** Dataset extract **
- - -

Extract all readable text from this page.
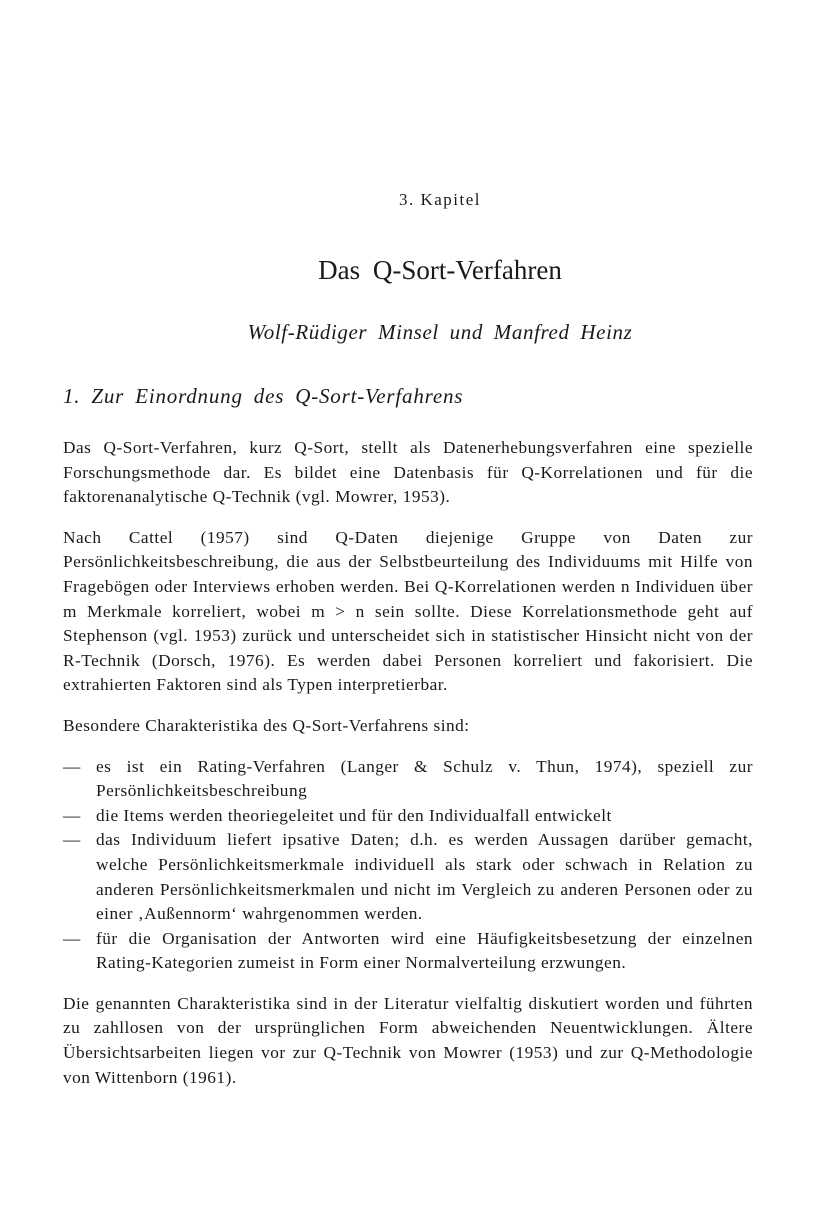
3. Kapitel
Das Q-Sort-Verfahren
Wolf-Rüdiger Minsel und Manfred Heinz
1. Zur Einordnung des Q-Sort-Verfahrens

Das Q-Sort-Verfahren, kurz Q-Sort, stellt als Datenerhebungsverfahren eine spezielle Forschungsmethode dar. Es bildet eine Datenbasis für Q-Korrelationen und für die faktorenanalytische Q-Technik (vgl. Mowrer, 1953).

Nach Cattel (1957) sind Q-Daten diejenige Gruppe von Daten zur Persönlichkeitsbeschreibung, die aus der Selbstbeurteilung des Individuums mit Hilfe von Fragebögen oder Interviews erhoben werden. Bei Q-Korrelationen werden n Individuen über m Merkmale korreliert, wobei m > n sein sollte. Diese Korrelationsmethode geht auf Stephenson (vgl. 1953) zurück und unterscheidet sich in statistischer Hinsicht nicht von der R-Technik (Dorsch, 1976). Es werden dabei Personen korreliert und fakorisiert. Die extrahierten Faktoren sind als Typen interpretierbar.

Besondere Charakteristika des Q-Sort-Verfahrens sind:

— es ist ein Rating-Verfahren (Langer & Schulz v. Thun, 1974), speziell zur Persönlichkeitsbeschreibung
— die Items werden theoriegeleitet und für den Individualfall entwickelt
— das Individuum liefert ipsative Daten; d.h. es werden Aussagen darüber gemacht, welche Persönlichkeitsmerkmale individuell als stark oder schwach in Relation zu anderen Persönlichkeitsmerkmalen und nicht im Vergleich zu anderen Personen oder zu einer ‚Außennorm‘ wahrgenommen werden.
— für die Organisation der Antworten wird eine Häufigkeitsbesetzung der einzelnen Rating-Kategorien zumeist in Form einer Normalverteilung erzwungen.

Die genannten Charakteristika sind in der Literatur vielfaltig diskutiert worden und führten zu zahllosen von der ursprünglichen Form abweichenden Neuentwicklungen. Ältere Übersichtsarbeiten liegen vor zur Q-Technik von Mowrer (1953) und zur Q-Methodologie von Wittenborn (1961).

- - -

** Work instruction **
Counting every line of the entries that holds the word "Sort", report the total and no other text.

** Written answer **
4